- [What you will do] Filter the entries that follow, copying every line in which the word "厦门大学" appears.

_ _ _ _ _ _ _

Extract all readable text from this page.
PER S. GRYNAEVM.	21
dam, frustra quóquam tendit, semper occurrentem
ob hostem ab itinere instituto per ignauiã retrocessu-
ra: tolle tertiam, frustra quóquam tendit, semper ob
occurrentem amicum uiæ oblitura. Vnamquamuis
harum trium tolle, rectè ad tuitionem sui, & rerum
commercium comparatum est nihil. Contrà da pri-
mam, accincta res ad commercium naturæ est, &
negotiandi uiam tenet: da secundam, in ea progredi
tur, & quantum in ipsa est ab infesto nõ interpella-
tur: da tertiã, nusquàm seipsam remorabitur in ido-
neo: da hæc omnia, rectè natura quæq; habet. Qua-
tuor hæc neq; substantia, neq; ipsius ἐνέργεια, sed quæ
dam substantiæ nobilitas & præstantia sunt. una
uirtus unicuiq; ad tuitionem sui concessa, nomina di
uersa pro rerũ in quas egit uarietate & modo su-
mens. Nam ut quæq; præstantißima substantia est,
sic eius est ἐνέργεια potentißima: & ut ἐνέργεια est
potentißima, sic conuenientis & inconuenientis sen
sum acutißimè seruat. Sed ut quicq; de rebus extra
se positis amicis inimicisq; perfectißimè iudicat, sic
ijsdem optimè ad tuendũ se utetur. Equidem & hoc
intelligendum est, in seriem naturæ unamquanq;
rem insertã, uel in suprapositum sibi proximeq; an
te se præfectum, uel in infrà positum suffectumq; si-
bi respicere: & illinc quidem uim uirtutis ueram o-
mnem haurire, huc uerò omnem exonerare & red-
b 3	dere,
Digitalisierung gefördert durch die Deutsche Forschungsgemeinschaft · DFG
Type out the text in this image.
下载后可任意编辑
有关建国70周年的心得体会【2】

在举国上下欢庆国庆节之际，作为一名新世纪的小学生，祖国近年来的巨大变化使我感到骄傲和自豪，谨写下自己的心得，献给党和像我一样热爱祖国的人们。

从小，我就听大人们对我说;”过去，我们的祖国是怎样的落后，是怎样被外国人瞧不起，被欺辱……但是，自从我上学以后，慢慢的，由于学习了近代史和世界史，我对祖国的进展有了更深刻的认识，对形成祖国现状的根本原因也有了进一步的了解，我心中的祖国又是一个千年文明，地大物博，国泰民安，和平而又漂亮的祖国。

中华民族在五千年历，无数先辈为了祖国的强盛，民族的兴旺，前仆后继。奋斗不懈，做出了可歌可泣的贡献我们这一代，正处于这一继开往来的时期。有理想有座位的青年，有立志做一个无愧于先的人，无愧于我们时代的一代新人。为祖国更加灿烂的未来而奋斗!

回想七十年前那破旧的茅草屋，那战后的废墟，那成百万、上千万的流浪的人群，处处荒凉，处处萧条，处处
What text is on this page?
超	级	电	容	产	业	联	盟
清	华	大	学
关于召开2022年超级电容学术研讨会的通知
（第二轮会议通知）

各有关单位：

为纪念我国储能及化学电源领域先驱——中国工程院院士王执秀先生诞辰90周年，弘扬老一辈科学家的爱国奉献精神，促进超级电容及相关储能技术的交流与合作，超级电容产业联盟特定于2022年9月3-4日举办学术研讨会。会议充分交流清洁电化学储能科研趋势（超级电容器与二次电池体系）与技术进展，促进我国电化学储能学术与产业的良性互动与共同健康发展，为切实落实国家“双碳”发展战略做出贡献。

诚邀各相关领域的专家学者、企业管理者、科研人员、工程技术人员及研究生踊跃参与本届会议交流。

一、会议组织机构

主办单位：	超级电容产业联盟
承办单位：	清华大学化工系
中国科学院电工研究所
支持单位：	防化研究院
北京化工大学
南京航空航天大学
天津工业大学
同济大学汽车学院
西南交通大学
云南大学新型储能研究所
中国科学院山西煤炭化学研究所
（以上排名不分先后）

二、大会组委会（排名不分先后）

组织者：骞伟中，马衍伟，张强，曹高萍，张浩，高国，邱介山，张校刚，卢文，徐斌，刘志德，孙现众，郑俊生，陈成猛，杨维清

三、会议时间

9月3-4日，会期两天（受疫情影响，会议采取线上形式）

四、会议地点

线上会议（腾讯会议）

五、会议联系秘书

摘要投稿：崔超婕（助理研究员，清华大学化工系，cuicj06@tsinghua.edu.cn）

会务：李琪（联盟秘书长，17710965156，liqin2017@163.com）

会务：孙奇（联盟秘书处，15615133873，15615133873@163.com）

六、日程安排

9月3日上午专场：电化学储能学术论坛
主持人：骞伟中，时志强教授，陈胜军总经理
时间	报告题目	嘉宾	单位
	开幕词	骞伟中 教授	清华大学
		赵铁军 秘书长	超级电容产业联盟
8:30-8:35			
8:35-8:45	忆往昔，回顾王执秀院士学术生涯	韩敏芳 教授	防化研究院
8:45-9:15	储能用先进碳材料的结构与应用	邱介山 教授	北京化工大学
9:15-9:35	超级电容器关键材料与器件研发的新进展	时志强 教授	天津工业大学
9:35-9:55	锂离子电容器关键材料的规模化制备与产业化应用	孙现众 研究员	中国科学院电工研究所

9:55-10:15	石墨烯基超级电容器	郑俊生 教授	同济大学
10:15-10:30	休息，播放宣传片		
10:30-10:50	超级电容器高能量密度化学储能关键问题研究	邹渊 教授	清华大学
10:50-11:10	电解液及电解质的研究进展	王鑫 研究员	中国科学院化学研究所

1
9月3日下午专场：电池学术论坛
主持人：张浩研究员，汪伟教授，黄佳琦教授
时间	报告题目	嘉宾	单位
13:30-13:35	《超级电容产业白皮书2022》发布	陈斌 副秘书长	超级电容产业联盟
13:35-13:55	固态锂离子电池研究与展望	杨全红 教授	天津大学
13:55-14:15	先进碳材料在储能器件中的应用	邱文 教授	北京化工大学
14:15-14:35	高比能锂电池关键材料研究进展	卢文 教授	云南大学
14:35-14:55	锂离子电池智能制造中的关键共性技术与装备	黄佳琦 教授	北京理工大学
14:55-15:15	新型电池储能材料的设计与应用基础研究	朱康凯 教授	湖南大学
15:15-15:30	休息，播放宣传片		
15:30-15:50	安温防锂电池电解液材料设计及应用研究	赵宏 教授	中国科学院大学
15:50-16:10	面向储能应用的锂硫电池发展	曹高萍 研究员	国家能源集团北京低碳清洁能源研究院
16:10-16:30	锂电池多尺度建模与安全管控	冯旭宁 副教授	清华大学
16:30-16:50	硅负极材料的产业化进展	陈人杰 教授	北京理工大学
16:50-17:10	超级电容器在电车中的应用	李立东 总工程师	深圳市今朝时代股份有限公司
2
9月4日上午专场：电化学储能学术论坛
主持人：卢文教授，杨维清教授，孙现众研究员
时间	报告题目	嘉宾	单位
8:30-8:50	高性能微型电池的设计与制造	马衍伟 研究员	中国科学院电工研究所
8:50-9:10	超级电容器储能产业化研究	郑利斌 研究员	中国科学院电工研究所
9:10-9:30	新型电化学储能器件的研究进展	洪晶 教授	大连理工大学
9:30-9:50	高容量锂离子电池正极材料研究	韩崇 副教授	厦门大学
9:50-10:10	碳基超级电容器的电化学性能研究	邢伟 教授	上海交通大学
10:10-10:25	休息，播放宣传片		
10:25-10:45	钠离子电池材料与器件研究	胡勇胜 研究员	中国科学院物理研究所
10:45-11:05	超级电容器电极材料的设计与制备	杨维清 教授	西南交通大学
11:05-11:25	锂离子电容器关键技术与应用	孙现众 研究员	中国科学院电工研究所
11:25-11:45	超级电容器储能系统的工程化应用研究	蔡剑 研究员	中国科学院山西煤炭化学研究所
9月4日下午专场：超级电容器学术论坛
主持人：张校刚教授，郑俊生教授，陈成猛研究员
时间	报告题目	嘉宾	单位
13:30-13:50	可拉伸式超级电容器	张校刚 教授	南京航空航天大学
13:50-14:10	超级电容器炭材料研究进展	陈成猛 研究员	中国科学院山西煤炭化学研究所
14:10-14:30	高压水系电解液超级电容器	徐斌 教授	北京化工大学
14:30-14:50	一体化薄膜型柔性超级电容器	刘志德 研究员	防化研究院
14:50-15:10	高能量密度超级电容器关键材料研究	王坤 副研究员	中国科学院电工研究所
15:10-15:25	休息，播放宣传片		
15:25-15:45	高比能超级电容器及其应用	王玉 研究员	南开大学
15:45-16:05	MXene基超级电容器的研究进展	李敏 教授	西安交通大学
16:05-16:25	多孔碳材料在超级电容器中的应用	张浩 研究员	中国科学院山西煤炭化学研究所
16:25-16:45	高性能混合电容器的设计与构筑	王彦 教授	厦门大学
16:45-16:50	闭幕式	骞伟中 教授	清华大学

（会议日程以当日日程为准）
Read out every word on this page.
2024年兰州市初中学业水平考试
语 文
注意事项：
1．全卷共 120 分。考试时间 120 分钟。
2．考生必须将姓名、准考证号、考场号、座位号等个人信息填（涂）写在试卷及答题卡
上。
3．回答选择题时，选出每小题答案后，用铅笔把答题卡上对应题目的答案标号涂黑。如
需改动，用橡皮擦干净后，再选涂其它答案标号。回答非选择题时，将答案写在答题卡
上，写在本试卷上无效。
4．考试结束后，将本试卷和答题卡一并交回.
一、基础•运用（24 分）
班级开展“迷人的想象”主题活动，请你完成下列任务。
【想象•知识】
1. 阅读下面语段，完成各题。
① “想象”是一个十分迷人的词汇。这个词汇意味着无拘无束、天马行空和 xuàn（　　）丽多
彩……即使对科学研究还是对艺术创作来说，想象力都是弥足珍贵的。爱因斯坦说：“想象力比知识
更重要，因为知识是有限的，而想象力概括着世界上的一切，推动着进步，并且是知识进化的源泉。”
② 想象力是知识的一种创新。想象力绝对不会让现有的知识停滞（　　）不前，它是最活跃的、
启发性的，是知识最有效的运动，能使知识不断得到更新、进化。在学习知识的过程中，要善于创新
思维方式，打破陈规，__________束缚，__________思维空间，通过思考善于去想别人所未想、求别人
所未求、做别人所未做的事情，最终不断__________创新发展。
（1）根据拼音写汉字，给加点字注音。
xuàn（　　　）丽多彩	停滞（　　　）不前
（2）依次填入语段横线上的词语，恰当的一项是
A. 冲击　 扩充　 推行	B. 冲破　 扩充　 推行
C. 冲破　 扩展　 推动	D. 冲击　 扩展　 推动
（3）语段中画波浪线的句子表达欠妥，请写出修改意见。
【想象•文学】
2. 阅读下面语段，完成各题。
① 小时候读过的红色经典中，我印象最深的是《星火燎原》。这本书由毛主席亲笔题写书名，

_ _ _ _ _ _ _

- [Expected answer]
9:30-9:50	高容量锂离子电池正极材料研究	韩崇 副教授	厦门大学
16:25-16:45	高性能混合电容器的设计与构筑	王彦 教授	厦门大学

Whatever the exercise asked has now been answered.